▶ **Extracted text**
20+ Year Contributor
762
18
Nov 25, 2002
Chicago, Illinois
These past few months on my track car I have removed about two rubbermaid containers of wiring and saved 60+ pounds on unnecessary wiring, dash, instrument cluster, etc. However I have had one issue I haven't been able to fix and I have searched everywhere I could on how to fix it and none of those fixes worked for me. Hopefully someone here can help me.

Car is a 1991 TSi AWD, running 300M COP with the 1991 PTU and running ECMLink V3 (so stock ECM/MPI relay setup). I have the Autometer 3904 Tachometer and a voltage gauge (16V system) in place of all the stock instrument cluster stuff.

I first tried hooking up the tach signal wire (pin 4 PTU, pin 109 ecu) directly to the autometer tach signal wire. This didn't work as I think that output is a 5V square wave and this tachometer wants a 12V square wave. From what I read some people use a pull up resister to do this but I couldn't find the value for the resistor needed so I went down the route of getting a MSD 8918. From what I understand a MSD 8918 and Autometer 9117 will do what I need, but the MSD 8918 doesn't require splicing (clamps around wire) and I wanted that as I couldn't find consensus on what wire to tap into.

▶ **Direction 1**
Output the rows from the line containing "- legend-label: Wind" to the line containing "- colorbar-segment: [687, 993, 731, 1006]", inclusive, reproducing each one verbatim.

[Extracted rows]

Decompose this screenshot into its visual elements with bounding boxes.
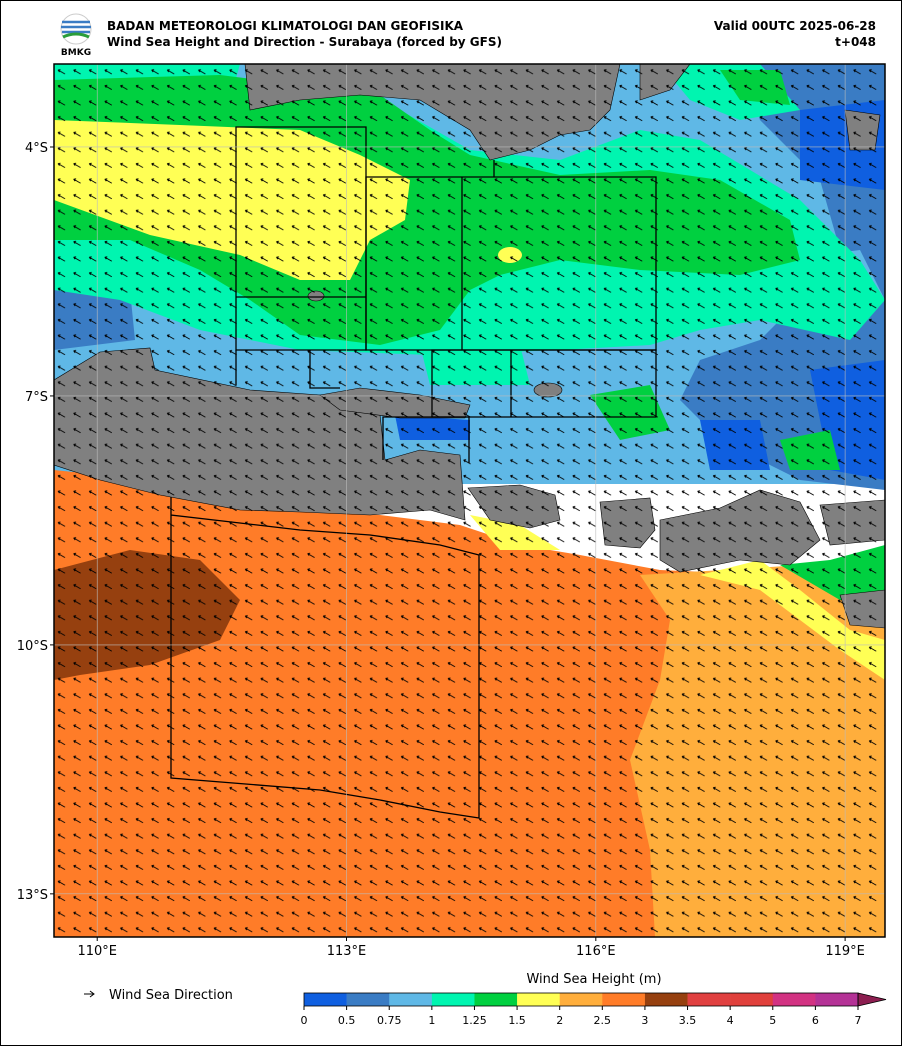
- legend-label: Wind Sea Direction: [109, 988, 233, 1003]
- y-tick-label: 7°S: [25, 390, 48, 405]
- chart-title: BADAN METEOROLOGI KLIMATOLOGI DAN GEOFIS…: [107, 19, 464, 33]
- plot-frame: [53, 63, 886, 938]
- colorbar-tick-label: 0.75: [377, 1014, 402, 1027]
- colorbar-tick-label: 0.5: [338, 1014, 356, 1027]
- x-tick-label: 119°E: [825, 944, 865, 959]
- colorbar-segment: [687, 993, 731, 1006]
- colorbar-tick-label: 1: [428, 1014, 435, 1027]
- colorbar-frame: [303, 992, 859, 1007]
- colorbar-segment: [602, 993, 646, 1006]
- legend: Wind Sea Direction: [84, 988, 233, 1003]
- colorbar-tick-label: 2: [556, 1014, 563, 1027]
- colorbar-tick-label: 3.5: [679, 1014, 697, 1027]
- legend-arrow: [84, 990, 95, 998]
- colorbar-segment: [815, 993, 859, 1006]
- colorbar-tick-label: 7: [855, 1014, 862, 1027]
- colorbar-segment: [730, 993, 774, 1006]
- colorbar-segment: [346, 993, 390, 1006]
- logo-text: BMKG: [61, 48, 91, 58]
- colorbar-segment: [389, 993, 433, 1006]
- colorbar-tick-label: 0: [301, 1014, 308, 1027]
- colorbar-tick-label: 1.5: [508, 1014, 526, 1027]
- colorbar-label: Wind Sea Height (m): [526, 972, 661, 987]
- valid-time: Valid 00UTC 2025-06-28: [714, 19, 876, 33]
- colorbar-tick-label: 2.5: [594, 1014, 612, 1027]
- map-field: [54, 64, 885, 937]
- colorbar-segment: [431, 993, 475, 1006]
- colorbar-segment: [559, 993, 603, 1006]
- colorbar-segment: [644, 993, 688, 1006]
- grid: [54, 64, 885, 937]
- colorbar-tick-label: 5: [769, 1014, 776, 1027]
- y-tick-label: 4°S: [25, 141, 48, 156]
- colorbar-segment: [772, 993, 816, 1006]
- colorbar-tick-label: 4: [727, 1014, 734, 1027]
- colorbar-tick-label: 1.25: [462, 1014, 487, 1027]
- x-tick-label: 116°E: [576, 944, 616, 959]
- y-tick-label: 13°S: [17, 888, 48, 903]
- lead-time: t+048: [835, 35, 876, 49]
- colorbar-segment: [304, 993, 347, 1006]
- x-tick-label: 113°E: [327, 944, 367, 959]
- colorbar-tick-label: 3: [641, 1014, 648, 1027]
- x-tick-label: 110°E: [77, 944, 117, 959]
- y-tick-label: 10°S: [17, 639, 48, 654]
- colorbar-segment: [474, 993, 518, 1006]
- colorbar-tick-label: 6: [812, 1014, 819, 1027]
- logo: BMKG: [60, 13, 92, 58]
- chart-subtitle: Wind Sea Height and Direction - Surabaya…: [107, 35, 502, 49]
- colorbar-segment: [517, 993, 560, 1006]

▶ **Direction 2**
From the post about the tachometer wiring, return the passage between "I first tried" and "to tap into.", inclusive, copied word for word.

▶ **Expected answer 1**
- legend-label: Wind Sea Direction: [109, 988, 233, 1003]
- y-tick-label: 7°S: [25, 390, 48, 405]
- chart-title: BADAN METEOROLOGI KLIMATOLOGI DAN GEOFIS…: [107, 19, 464, 33]
- plot-frame: [53, 63, 886, 938]
- colorbar-tick-label: 0.75: [377, 1014, 402, 1027]
- colorbar-tick-label: 0.5: [338, 1014, 356, 1027]
- x-tick-label: 119°E: [825, 944, 865, 959]
- colorbar-segment: [687, 993, 731, 1006]

▶ **Expected answer 2**
I first tried hooking up the tach signal wire (pin 4 PTU, pin 109 ecu) directly to the autometer tach signal wire. This didn't work as I think that output is a 5V square wave and this tachometer wants a 12V square wave. From what I read some people use a pull up resister to do this but I couldn't find the value for the resistor needed so I went down the route of getting a MSD 8918. From what I understand a MSD 8918 and Autometer 9117 will do what I need, but the MSD 8918 doesn't require splicing (clamps around wire) and I wanted that as I couldn't find consensus on what wire to tap into.